● Goal: In the records below, find each line with the word "Assignment" and copy it.

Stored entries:
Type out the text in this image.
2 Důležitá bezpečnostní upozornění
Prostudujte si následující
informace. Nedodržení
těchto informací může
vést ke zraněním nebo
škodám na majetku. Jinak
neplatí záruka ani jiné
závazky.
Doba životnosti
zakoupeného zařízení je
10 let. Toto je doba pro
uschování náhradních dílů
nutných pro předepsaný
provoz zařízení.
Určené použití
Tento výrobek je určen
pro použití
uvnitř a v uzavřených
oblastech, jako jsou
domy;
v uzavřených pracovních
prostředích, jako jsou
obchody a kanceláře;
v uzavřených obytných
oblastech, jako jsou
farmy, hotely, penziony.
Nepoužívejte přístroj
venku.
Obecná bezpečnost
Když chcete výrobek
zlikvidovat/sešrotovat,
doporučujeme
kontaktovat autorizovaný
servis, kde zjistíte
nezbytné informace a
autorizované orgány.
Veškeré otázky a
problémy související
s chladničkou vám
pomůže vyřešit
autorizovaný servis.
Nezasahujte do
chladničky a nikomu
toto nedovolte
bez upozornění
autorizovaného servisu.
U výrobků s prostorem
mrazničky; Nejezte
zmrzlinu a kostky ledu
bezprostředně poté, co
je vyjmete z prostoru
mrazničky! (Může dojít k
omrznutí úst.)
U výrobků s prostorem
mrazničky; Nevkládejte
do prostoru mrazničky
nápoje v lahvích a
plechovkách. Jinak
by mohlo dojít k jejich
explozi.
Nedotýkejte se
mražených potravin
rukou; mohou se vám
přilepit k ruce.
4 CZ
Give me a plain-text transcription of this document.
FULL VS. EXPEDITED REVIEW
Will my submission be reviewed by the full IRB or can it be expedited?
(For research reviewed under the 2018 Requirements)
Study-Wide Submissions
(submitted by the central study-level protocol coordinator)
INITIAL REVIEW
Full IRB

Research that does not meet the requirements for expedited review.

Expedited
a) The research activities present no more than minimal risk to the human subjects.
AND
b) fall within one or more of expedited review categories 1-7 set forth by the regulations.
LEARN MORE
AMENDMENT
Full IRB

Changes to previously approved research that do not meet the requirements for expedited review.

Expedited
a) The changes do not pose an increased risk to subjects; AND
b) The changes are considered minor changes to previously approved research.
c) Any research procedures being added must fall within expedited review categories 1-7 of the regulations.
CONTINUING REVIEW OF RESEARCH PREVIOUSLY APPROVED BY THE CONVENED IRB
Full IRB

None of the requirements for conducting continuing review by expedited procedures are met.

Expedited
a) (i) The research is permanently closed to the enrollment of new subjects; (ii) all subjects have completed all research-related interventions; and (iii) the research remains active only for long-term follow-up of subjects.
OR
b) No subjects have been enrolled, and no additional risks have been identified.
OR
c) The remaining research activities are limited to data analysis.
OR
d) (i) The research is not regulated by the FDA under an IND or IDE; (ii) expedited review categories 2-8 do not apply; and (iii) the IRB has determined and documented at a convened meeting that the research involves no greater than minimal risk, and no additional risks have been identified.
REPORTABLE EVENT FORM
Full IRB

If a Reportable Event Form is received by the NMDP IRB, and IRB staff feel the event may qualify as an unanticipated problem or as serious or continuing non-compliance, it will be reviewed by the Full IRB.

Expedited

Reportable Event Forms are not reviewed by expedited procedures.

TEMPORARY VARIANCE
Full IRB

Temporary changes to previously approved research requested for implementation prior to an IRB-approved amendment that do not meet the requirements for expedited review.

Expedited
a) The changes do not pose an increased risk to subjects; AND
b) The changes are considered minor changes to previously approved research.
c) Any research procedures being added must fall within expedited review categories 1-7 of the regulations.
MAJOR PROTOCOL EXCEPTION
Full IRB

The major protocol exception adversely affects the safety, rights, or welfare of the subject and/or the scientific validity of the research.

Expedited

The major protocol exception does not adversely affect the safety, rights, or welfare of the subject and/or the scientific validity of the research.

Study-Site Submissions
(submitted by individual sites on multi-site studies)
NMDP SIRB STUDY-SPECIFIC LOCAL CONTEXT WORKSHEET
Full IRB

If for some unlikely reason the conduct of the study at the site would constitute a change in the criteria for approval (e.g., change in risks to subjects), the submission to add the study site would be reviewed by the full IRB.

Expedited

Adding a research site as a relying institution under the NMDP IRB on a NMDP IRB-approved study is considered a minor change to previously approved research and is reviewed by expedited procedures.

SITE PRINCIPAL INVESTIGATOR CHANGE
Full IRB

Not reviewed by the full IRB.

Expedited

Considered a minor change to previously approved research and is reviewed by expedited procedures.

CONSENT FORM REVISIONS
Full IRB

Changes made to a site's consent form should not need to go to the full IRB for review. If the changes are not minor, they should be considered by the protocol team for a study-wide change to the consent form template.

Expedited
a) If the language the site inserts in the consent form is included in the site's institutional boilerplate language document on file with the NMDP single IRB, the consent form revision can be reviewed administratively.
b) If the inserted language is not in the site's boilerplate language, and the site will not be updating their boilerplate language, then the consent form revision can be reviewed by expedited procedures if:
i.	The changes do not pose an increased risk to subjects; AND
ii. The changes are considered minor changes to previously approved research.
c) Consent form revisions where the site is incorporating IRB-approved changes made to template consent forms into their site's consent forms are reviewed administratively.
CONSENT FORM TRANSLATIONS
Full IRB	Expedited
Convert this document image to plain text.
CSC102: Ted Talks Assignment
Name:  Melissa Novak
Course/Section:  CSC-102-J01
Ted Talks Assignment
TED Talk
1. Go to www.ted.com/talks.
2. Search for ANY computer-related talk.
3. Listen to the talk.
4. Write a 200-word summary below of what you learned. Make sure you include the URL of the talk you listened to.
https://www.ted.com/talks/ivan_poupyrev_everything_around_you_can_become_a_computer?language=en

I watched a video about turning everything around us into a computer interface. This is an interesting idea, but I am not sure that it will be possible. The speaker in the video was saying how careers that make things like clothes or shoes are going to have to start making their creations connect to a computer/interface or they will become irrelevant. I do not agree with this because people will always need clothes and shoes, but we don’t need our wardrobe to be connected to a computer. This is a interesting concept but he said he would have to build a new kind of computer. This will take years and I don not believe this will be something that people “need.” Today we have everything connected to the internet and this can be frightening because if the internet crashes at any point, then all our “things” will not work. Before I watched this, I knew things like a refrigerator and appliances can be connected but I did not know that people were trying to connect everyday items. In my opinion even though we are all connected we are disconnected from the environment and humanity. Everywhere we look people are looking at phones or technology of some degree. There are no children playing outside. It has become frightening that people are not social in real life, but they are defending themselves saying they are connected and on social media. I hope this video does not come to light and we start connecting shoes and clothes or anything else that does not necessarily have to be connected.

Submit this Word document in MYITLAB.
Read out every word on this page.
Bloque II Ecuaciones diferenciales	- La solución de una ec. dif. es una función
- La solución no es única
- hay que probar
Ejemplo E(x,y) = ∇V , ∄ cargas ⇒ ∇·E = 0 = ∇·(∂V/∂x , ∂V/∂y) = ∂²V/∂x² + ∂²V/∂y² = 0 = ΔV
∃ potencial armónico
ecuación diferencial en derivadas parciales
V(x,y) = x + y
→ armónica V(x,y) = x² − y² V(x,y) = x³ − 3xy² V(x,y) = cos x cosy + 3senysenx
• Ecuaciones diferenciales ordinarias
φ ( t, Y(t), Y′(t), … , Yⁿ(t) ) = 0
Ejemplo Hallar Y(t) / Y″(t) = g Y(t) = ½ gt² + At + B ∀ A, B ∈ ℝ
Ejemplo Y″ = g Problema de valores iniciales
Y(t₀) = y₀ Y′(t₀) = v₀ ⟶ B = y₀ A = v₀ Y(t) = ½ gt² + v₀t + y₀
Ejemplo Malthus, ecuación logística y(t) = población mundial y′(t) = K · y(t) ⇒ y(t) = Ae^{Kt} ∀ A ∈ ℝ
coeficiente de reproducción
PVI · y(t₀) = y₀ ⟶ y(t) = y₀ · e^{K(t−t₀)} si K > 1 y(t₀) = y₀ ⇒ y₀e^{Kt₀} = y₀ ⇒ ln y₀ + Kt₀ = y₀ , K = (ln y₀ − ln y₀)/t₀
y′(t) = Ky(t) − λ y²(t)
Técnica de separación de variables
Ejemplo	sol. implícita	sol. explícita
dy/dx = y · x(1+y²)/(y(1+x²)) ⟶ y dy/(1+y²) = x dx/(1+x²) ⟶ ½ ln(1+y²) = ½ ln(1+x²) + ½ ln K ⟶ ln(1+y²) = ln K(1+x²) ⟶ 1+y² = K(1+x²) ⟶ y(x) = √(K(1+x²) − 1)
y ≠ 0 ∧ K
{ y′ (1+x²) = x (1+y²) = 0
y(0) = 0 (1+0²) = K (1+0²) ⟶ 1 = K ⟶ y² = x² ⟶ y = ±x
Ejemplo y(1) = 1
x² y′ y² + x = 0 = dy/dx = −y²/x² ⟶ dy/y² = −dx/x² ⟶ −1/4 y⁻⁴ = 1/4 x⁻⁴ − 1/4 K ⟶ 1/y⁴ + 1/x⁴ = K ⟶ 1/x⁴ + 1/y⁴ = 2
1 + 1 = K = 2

● Correct output:
CSC102: Ted Talks Assignment
Ted Talks Assignment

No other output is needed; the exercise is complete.